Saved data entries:

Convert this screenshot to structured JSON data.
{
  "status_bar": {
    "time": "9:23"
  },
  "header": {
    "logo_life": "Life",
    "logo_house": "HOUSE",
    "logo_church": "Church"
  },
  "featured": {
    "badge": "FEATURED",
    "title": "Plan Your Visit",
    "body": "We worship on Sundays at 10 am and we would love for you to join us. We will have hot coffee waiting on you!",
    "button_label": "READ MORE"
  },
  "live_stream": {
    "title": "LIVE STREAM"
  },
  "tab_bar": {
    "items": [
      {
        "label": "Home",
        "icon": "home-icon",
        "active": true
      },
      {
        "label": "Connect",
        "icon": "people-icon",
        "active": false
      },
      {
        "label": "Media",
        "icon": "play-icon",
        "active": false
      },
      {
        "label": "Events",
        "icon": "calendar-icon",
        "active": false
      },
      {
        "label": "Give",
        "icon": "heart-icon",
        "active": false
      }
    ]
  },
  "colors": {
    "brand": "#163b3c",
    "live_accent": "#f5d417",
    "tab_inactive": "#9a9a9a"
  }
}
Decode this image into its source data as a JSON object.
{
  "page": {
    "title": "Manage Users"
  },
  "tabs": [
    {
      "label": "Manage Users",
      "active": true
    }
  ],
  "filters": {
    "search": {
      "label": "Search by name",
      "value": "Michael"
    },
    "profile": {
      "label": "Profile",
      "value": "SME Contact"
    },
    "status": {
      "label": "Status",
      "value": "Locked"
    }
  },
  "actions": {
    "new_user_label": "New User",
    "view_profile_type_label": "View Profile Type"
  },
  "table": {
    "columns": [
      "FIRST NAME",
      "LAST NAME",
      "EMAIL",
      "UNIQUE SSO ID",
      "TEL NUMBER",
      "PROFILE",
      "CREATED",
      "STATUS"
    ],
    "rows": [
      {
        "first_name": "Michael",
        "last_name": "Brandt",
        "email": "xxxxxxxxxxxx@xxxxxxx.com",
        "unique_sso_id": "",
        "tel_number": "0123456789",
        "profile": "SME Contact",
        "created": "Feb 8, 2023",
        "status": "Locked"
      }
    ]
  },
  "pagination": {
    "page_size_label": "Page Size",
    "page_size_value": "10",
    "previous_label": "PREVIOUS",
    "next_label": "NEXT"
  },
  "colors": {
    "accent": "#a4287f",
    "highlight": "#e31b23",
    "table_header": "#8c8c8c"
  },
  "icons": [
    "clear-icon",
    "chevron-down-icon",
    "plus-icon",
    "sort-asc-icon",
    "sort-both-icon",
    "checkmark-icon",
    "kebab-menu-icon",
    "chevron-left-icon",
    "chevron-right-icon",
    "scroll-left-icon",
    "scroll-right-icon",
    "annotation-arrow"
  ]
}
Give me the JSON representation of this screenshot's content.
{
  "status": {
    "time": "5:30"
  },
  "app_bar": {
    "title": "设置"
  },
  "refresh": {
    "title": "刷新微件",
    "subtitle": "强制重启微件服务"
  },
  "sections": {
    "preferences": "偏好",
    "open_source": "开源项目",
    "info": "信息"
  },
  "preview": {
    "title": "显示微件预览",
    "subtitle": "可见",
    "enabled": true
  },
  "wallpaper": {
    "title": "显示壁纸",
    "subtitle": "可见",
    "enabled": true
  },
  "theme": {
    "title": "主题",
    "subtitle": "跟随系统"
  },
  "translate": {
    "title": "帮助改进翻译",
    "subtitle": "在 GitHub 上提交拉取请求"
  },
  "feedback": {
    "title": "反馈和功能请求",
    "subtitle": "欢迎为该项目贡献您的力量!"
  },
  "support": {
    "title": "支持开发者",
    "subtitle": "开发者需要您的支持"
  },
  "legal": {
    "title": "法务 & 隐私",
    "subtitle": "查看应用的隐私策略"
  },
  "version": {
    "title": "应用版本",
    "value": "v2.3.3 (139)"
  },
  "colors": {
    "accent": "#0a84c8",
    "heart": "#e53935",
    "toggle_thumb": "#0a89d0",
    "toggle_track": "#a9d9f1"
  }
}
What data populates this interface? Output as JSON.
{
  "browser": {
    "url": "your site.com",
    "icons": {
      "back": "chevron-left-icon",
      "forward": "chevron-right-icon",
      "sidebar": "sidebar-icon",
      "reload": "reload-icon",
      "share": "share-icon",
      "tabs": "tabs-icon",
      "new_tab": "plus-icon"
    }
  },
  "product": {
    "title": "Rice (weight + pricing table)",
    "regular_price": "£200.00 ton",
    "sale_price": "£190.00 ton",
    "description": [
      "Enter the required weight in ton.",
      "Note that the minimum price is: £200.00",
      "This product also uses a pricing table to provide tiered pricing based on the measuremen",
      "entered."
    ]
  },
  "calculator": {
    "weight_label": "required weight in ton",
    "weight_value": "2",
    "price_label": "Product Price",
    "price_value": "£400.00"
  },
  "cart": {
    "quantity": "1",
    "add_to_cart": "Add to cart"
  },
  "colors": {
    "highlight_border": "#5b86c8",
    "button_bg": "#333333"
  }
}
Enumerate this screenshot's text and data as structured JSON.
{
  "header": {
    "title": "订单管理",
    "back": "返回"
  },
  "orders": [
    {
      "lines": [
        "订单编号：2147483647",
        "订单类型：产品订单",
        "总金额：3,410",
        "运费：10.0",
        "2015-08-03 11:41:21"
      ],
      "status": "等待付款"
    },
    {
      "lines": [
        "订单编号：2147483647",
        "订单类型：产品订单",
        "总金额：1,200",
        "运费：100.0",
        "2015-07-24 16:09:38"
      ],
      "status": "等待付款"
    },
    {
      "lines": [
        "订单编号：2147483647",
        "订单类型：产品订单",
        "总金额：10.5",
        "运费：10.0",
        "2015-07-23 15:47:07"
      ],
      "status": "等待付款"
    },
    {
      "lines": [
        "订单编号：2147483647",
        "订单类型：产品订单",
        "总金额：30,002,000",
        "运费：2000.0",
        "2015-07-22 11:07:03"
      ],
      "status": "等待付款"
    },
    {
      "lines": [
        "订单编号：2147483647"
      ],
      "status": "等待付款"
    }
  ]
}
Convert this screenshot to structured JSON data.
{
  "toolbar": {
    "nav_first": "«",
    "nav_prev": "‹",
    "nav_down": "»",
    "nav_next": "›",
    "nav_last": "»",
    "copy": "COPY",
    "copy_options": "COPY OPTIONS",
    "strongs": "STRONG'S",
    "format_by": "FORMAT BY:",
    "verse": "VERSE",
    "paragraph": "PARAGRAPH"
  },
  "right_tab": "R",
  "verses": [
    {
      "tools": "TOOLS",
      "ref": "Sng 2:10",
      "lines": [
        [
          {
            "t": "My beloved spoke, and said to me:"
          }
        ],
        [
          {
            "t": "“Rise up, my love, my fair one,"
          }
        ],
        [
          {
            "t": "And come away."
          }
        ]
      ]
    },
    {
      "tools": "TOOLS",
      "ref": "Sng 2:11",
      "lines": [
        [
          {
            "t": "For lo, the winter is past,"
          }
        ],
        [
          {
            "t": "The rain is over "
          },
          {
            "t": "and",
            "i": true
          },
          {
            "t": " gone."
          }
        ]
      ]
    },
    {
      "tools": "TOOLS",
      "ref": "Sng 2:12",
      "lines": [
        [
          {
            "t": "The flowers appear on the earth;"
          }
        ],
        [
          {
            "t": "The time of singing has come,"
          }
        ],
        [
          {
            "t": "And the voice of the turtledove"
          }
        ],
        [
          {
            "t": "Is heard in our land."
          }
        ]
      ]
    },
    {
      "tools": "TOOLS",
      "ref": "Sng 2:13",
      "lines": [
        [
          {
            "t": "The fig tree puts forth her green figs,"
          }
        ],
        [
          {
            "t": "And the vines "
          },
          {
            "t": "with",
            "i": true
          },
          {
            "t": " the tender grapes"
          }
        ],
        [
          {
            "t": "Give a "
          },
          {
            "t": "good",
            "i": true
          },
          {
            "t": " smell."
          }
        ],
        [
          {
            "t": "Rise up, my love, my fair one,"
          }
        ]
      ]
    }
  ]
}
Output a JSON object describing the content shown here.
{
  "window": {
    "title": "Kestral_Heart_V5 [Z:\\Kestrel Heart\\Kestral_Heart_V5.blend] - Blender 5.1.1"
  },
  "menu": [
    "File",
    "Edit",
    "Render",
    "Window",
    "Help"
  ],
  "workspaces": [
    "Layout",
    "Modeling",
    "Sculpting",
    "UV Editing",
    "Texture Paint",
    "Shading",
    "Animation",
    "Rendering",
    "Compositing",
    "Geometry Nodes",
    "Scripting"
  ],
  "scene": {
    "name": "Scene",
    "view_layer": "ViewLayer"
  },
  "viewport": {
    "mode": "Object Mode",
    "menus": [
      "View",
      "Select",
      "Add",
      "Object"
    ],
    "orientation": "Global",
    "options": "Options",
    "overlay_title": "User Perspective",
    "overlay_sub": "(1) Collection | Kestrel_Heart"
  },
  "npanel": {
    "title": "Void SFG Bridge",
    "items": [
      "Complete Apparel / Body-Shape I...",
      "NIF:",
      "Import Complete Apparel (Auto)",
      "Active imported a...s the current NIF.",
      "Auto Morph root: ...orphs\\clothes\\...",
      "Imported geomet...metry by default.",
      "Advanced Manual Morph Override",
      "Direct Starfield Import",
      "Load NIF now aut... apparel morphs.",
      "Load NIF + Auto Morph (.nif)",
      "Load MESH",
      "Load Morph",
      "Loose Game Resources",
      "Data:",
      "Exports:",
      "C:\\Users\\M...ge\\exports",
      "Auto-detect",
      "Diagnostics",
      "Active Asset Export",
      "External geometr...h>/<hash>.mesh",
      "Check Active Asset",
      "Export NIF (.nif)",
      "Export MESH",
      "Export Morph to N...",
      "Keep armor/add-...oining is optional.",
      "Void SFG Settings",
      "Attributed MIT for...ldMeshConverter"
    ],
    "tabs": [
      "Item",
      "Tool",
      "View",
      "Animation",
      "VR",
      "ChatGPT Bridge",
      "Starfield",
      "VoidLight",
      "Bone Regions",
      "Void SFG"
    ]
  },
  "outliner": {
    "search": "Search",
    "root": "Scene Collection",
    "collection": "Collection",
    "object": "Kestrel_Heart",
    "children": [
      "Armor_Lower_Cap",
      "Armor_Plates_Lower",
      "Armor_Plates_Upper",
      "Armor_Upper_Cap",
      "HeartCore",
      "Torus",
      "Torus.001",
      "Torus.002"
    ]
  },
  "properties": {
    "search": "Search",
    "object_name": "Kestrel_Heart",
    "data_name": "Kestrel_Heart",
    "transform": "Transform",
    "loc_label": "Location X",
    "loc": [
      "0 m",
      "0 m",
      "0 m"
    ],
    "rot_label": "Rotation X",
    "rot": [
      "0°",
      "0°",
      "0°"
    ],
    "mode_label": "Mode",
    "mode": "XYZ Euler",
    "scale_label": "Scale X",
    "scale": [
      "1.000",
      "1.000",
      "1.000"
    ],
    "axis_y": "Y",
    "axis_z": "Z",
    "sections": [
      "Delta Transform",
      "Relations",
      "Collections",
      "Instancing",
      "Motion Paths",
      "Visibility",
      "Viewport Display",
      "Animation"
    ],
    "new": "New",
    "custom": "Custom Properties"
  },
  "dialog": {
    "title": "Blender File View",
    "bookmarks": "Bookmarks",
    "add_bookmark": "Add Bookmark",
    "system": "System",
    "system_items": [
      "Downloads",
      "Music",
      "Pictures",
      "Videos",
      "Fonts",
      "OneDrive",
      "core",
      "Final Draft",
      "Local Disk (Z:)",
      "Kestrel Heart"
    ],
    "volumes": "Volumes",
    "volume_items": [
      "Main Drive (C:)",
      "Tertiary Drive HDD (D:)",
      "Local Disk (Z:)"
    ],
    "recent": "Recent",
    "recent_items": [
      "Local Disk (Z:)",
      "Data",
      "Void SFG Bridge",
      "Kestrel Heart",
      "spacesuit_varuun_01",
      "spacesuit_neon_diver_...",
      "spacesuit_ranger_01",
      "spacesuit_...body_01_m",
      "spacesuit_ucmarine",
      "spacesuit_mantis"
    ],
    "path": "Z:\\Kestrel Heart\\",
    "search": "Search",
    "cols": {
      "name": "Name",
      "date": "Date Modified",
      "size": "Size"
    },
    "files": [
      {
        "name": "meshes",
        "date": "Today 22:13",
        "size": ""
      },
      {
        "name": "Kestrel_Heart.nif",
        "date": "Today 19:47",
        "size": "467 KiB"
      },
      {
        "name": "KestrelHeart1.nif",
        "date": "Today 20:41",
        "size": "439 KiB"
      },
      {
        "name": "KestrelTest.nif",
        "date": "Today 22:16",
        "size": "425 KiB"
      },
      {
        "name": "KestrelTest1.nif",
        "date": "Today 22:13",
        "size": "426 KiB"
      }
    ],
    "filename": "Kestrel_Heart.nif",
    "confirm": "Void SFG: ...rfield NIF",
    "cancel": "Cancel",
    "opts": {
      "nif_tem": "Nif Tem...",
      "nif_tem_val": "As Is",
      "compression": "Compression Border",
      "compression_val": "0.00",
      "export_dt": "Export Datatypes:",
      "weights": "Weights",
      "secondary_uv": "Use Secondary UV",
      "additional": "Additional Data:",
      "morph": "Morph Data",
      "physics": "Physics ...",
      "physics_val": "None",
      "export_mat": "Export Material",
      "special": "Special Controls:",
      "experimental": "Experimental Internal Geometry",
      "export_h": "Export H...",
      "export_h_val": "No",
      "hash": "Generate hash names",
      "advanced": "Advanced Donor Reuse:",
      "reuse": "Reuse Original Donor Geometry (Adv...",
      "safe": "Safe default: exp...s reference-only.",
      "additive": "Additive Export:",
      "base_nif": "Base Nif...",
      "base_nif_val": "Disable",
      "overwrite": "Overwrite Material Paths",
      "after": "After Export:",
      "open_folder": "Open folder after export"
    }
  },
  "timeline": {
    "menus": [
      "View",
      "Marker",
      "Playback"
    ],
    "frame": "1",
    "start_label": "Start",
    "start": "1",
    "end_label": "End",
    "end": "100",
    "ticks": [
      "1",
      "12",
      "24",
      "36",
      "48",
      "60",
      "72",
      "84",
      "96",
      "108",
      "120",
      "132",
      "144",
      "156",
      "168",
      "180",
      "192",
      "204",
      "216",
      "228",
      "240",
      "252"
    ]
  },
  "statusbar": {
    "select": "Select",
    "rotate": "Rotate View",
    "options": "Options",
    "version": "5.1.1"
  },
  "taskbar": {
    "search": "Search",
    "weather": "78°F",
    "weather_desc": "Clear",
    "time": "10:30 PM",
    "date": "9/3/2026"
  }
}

WHAT YOU WILL DO: State the number of lines in the preceding entries that include the word "content". Provide nothing else.

TASK ANSWER: 2